- LATIHAN 1
Tuliskan kembali bagian catatan data dari baris pertama catatan hingga baris yang memuat "daily-tasks-card: Daily tasks", termasuk kedua ujungnya, tanpa mengubah apa pun.

- KUTIPAN DOKUMEN
++++++++++++++++++++
Ada juga kawasan hutan yang dimanfaatkan sebagai wisata.[1] Kemudian
ada sedikit dari masyarakat yang mengambil rotan untuk membuat anyaman.
Tentang gambir,
mayoritas penduduk Simpang Kapuak memiliki ladang gambir di dalam kawasan
hutan. Tanaman gambir ditanam di daerah terbuka, yang berarti tidak ada
pohon-pohon besar disekitar tanaman gambir.
“Manggampo”,
istilah yang mereka sebut untuk kegiatan proses pemanenan gambir ini. Saat
pemanenan ini, petani gambir membutuhkann kayu bakar dalam prosesnya. Kayu
bakar ini berfungsi untuk api tungku memasak daun gambir.
Kegiatan proses pemanenan (manggampo) ini tidak merusak kawasan hutan, meskipun memang
membutuhkan kayu yang berarti melakukan penebangan. Petani gambir tidak
sembarangan dalam mengambil kayu untuk kebutuhan kayu bakar dalam proses mangampo. Masing-masing petni punya
lokasi masing-masing untuk tempat pengambilan kayu.
++++++++++++++++++++
- ENTRI DATA
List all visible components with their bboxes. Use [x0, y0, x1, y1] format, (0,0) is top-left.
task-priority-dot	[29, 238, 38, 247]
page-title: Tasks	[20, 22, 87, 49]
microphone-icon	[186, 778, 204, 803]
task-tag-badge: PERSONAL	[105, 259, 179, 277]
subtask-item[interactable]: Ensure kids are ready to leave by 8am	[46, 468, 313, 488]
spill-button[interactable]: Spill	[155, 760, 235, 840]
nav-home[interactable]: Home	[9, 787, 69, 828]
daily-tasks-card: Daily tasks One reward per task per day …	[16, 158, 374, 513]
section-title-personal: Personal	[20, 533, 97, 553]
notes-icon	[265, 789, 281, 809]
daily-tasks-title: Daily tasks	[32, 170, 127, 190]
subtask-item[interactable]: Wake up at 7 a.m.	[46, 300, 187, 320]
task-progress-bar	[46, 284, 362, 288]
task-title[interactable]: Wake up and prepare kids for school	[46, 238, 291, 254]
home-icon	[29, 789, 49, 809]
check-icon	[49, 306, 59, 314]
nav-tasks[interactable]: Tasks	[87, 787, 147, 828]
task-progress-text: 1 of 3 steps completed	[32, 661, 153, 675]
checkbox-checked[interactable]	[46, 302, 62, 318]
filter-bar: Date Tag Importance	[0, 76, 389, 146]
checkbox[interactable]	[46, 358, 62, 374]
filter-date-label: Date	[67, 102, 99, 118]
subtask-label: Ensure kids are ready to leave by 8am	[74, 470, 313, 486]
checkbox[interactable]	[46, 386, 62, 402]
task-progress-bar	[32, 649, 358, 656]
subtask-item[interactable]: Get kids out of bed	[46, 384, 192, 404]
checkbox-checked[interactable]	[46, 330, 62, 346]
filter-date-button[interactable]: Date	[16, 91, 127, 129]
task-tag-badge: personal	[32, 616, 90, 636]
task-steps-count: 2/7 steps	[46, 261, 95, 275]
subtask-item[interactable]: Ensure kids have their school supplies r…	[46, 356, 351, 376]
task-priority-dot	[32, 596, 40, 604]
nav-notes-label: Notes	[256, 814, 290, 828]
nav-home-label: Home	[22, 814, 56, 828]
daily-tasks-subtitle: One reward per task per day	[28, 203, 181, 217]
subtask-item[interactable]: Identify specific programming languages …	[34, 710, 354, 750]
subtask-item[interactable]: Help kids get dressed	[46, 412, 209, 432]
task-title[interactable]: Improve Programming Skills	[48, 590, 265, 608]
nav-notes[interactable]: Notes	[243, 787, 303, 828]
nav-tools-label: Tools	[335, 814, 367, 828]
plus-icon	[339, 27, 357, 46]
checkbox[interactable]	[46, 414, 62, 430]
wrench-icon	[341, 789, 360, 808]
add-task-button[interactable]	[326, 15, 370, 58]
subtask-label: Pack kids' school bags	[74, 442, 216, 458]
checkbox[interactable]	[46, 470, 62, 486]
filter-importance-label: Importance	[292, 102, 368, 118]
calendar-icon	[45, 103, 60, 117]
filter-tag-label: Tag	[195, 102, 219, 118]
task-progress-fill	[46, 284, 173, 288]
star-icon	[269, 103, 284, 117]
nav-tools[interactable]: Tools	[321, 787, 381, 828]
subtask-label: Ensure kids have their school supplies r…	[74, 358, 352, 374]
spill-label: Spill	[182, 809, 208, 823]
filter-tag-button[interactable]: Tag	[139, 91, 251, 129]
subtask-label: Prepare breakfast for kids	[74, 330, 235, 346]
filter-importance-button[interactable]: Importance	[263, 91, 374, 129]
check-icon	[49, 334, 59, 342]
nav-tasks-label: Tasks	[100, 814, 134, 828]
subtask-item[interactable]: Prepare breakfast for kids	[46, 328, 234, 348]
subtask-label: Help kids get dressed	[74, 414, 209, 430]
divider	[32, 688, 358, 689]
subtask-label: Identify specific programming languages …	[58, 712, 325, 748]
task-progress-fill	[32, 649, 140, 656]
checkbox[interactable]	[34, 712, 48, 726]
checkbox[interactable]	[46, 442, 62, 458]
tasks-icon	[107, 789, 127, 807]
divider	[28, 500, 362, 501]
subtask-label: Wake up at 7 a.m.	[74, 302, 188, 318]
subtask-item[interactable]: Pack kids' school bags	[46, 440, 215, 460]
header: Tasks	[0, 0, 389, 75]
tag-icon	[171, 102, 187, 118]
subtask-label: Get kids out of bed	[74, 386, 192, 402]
++++++++++++++++++++
- LATIHAN 2
Menurut kutipan dokumen tentang gambir di Simpang Kapuak, apa sebutan untuk kegiatan proses pemanenan gambir?

- JAWABAN 1
List all visible components with their bboxes. Use [x0, y0, x1, y1] format, (0,0) is top-left.
task-priority-dot	[29, 238, 38, 247]
page-title: Tasks	[20, 22, 87, 49]
microphone-icon	[186, 778, 204, 803]
task-tag-badge: PERSONAL	[105, 259, 179, 277]
subtask-item[interactable]: Ensure kids are ready to leave by 8am	[46, 468, 313, 488]
spill-button[interactable]: Spill	[155, 760, 235, 840]
nav-home[interactable]: Home	[9, 787, 69, 828]
daily-tasks-card: Daily tasks One reward per task per day …	[16, 158, 374, 513]

- JAWABAN 2
Manggampo